Last week we swapped out our very last latched car seat for a high backed booster.  Diapers are now reserved for night time only for our little guy and are sometimes even dry in the morning.  I no longer think about snacks and drinks every time we leave the house, though I do carry a clean set of underpants and shorts in my purse at all times.  At.  All. Times.

Ch-ch-ch-ch-ch-ch-changes . . .

I am ready for it.  At forty-freaking-seven years old, I am ready for it.  Lordy, am I ready for it.  And it’s all good.  While so many of my former classmates are sending kids off to high school and college, I am sweeping up Cheerios and wiping bottoms. I am too old for this shit.  Literally and figuratively.

When I see babies now, I smile politely, but almost always think to myself, “Whew, I’ll never have to go through that again.” Yesterday, my little guy, for only the second time, sat on the toilet and made a poop.  Flloooooossshhh it went, down to join its friends at the poop water park.  The last time he pooped on a toilet was in April.  I danced and celebrated and texted my husband.  Finally, maybe, possibly, I see the light at the end of this very stinky tunnel.

→ GIVEN ENTRIES:
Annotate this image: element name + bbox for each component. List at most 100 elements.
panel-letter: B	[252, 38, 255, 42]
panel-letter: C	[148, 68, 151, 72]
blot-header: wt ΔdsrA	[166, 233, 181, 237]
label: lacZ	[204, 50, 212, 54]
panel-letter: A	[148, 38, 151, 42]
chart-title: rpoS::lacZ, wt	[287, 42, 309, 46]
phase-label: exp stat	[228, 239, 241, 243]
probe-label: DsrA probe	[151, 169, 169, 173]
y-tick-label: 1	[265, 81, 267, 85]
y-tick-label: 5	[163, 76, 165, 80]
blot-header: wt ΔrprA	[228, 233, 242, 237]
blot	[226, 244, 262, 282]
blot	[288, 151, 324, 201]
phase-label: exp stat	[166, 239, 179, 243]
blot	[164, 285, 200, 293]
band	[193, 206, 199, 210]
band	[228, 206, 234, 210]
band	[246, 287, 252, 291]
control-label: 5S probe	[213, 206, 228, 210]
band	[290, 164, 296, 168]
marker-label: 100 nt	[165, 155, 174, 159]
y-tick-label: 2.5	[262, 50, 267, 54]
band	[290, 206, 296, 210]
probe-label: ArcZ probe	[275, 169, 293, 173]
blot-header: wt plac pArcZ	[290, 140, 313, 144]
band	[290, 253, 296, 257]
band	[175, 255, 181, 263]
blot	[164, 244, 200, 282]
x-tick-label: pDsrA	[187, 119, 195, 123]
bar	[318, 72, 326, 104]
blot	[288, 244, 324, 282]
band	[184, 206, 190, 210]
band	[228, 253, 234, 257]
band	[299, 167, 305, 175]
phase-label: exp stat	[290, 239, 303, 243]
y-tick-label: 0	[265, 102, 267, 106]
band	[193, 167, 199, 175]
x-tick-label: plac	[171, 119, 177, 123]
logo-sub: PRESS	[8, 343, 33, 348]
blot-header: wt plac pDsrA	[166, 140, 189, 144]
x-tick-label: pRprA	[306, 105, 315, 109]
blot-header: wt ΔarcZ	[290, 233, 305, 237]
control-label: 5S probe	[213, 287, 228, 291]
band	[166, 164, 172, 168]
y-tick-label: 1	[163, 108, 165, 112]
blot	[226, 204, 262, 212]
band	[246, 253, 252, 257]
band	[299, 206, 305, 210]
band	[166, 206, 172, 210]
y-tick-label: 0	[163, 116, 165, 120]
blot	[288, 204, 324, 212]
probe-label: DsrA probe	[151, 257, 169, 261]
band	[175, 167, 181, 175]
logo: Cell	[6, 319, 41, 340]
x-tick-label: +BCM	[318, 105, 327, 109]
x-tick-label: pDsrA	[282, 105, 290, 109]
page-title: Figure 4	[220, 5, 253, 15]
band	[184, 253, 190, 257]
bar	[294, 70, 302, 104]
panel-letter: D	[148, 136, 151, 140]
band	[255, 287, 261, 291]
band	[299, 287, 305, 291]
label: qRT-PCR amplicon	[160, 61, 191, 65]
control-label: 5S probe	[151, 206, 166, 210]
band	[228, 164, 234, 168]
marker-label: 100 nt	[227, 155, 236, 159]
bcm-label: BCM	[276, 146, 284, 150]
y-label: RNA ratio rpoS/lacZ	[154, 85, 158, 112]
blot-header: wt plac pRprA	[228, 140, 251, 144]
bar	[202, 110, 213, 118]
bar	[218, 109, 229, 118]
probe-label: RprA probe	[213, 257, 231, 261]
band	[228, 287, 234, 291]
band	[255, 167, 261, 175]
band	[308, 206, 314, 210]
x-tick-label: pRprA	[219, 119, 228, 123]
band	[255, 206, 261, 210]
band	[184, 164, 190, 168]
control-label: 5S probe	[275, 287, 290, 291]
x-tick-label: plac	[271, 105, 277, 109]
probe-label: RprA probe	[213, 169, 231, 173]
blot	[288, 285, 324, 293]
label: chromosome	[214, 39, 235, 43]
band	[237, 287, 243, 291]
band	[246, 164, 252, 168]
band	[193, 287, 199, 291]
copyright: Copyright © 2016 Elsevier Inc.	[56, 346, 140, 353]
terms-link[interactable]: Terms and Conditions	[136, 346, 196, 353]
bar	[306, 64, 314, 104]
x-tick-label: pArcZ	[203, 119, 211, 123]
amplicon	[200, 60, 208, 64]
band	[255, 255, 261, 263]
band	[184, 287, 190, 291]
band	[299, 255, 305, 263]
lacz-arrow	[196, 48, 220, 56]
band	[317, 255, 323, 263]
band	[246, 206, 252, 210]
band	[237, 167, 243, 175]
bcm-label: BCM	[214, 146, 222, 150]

→ TASK OBJECTIVE: Render the following sentence from the text on a toddler's milestones in Spanish: "I danced and celebrated and texted my husband."

→ SOLUTION FOR THIS TASK: Bailé y celebré y le mandé un mensaje de texto a mi esposo.